SHORT TASK ->
Identify all lines in the listing that include the word "false", and copy them out.

[Figure record listings]
-=-=-
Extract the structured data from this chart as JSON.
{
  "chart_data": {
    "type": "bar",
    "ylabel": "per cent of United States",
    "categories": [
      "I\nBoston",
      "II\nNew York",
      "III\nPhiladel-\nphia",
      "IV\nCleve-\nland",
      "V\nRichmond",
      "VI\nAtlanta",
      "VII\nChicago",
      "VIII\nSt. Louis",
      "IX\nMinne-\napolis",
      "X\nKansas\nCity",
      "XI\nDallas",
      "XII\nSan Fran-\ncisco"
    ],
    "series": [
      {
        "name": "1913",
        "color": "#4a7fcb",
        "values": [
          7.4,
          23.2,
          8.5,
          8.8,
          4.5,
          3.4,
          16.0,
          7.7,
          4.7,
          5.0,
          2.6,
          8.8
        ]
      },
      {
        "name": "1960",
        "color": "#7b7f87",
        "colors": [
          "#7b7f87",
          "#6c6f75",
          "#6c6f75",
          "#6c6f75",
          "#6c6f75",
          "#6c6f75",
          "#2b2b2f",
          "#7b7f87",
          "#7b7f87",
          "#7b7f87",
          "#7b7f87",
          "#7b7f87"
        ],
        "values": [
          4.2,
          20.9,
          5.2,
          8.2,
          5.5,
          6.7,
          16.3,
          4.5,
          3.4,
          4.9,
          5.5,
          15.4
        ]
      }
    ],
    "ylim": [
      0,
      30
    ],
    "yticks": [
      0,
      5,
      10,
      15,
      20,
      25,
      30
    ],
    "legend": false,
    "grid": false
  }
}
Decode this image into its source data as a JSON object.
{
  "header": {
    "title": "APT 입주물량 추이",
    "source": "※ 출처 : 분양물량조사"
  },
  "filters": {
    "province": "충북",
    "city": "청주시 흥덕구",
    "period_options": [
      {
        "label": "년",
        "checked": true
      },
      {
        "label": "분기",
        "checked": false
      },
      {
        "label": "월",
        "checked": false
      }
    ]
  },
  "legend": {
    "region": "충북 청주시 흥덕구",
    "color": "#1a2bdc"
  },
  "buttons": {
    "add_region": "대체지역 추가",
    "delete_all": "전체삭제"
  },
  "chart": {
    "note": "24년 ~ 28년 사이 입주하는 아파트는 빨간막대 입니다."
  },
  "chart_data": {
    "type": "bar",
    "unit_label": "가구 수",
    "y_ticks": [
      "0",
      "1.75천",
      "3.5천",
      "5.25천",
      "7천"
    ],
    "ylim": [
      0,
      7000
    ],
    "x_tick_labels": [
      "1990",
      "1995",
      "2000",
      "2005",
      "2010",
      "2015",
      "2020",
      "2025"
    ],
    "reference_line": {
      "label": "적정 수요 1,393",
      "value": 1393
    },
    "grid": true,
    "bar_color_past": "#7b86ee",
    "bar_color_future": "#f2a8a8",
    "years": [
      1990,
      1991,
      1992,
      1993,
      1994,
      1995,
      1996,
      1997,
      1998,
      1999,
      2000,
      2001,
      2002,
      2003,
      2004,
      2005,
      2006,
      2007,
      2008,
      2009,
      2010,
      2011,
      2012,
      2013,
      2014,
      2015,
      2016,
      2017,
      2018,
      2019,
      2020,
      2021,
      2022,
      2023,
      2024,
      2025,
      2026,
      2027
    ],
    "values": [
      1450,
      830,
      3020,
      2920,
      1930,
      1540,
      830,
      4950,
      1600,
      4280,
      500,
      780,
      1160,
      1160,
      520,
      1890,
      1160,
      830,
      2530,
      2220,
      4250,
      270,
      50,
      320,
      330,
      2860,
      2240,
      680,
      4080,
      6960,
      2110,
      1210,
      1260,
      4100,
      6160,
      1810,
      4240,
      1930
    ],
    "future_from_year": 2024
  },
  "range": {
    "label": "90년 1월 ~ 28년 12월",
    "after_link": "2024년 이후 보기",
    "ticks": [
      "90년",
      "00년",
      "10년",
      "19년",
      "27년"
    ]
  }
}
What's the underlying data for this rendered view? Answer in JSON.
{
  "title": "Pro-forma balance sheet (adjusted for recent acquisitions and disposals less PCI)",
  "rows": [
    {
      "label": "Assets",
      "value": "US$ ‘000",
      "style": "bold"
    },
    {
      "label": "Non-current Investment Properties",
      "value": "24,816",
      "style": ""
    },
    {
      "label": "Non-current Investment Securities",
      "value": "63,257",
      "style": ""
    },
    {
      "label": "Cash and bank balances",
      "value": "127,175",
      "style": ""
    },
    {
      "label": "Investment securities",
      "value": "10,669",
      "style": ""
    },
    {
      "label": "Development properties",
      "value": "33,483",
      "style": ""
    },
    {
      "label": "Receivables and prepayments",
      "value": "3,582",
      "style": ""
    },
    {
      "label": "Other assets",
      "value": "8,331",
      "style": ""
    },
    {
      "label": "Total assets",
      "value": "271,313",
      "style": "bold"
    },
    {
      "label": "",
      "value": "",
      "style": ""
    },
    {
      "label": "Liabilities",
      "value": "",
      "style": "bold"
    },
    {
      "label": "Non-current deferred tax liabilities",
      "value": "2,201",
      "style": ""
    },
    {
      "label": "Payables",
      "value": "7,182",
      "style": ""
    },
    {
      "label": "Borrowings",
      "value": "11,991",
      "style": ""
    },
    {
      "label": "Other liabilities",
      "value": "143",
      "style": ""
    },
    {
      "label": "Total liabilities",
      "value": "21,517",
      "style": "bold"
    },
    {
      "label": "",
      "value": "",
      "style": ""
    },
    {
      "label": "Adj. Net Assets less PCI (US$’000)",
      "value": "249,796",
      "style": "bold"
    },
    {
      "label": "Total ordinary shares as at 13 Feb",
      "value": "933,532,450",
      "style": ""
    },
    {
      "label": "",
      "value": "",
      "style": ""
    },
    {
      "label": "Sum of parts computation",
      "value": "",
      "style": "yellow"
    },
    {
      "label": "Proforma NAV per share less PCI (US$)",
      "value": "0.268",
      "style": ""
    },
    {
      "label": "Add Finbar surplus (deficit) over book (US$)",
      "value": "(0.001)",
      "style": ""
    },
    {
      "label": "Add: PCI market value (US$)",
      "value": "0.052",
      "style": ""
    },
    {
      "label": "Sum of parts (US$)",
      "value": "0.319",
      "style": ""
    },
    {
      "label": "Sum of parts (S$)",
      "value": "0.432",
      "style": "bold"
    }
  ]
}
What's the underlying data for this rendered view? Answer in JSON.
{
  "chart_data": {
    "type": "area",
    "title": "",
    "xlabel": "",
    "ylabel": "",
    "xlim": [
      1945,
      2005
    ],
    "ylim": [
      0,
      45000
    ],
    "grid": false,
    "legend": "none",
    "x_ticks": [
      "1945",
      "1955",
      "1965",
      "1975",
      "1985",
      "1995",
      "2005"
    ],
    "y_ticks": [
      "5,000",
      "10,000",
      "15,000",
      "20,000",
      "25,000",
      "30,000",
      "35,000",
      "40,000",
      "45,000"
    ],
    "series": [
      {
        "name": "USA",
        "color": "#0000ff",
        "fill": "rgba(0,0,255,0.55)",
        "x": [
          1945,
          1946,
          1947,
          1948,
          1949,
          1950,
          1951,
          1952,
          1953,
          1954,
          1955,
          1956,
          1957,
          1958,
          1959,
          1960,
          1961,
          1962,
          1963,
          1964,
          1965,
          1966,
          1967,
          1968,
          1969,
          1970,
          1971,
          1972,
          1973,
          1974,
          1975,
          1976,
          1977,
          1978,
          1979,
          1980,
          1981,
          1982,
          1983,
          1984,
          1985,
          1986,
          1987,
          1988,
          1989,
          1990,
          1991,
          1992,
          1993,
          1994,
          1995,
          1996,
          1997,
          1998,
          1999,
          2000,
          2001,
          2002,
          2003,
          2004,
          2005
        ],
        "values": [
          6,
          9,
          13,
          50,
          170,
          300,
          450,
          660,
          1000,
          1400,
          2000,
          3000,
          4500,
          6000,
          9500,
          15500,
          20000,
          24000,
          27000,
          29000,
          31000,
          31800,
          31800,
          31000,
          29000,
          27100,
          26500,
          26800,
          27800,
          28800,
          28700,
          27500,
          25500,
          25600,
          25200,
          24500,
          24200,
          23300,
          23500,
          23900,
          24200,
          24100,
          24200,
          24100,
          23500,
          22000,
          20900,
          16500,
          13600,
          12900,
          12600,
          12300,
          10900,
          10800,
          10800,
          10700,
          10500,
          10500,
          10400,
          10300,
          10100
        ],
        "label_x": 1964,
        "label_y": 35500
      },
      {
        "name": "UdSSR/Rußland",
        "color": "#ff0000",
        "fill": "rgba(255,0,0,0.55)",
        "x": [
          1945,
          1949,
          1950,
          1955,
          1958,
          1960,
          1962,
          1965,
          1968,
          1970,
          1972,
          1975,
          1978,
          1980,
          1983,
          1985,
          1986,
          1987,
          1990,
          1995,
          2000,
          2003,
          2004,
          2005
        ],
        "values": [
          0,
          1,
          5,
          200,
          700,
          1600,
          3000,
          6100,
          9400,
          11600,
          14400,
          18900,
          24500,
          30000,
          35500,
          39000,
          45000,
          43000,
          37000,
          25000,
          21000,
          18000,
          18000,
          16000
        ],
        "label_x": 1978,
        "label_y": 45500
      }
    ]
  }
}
-=-=-
RESULT OF THIS TASK ->
    "legend": false,
    "grid": false
        "checked": false
        "checked": false
    "grid": false,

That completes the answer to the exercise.